Short problem | Find each line with the word "csatornát" and state how many there are, nothing more.

[Data entries]
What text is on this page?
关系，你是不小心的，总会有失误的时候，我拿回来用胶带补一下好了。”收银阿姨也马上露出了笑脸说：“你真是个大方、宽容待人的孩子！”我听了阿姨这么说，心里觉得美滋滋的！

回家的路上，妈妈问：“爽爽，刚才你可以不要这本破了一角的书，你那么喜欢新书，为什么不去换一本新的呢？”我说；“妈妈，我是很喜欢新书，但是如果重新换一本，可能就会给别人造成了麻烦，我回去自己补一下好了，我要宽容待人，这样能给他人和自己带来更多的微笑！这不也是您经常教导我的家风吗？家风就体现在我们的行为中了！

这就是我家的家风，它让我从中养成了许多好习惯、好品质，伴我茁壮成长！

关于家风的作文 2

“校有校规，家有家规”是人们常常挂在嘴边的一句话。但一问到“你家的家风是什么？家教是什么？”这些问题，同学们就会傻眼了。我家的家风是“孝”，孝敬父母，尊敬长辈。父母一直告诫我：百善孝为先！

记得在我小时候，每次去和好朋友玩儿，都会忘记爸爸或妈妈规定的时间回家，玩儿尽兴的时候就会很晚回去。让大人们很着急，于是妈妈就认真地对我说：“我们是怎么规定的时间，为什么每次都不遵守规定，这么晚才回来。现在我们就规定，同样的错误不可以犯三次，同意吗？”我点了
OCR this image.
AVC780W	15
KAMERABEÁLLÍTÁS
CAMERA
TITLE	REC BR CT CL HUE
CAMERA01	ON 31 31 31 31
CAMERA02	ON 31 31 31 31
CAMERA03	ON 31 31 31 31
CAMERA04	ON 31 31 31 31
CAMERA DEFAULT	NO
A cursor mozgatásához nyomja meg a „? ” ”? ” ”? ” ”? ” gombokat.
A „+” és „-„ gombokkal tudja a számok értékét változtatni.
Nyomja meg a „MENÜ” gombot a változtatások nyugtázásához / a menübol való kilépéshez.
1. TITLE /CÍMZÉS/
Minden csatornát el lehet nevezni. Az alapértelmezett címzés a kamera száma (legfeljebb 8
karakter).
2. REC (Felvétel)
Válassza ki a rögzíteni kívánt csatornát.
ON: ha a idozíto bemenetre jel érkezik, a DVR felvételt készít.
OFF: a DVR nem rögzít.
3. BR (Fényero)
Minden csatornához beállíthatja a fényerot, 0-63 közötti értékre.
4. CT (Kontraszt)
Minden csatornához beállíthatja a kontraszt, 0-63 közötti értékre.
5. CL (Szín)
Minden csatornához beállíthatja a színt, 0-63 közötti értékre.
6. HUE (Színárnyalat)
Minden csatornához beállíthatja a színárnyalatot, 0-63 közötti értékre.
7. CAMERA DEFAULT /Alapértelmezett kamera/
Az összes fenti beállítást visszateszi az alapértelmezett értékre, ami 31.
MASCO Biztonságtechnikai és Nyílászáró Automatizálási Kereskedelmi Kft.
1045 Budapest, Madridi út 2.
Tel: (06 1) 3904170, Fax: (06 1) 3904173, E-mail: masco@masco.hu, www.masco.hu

Output | 2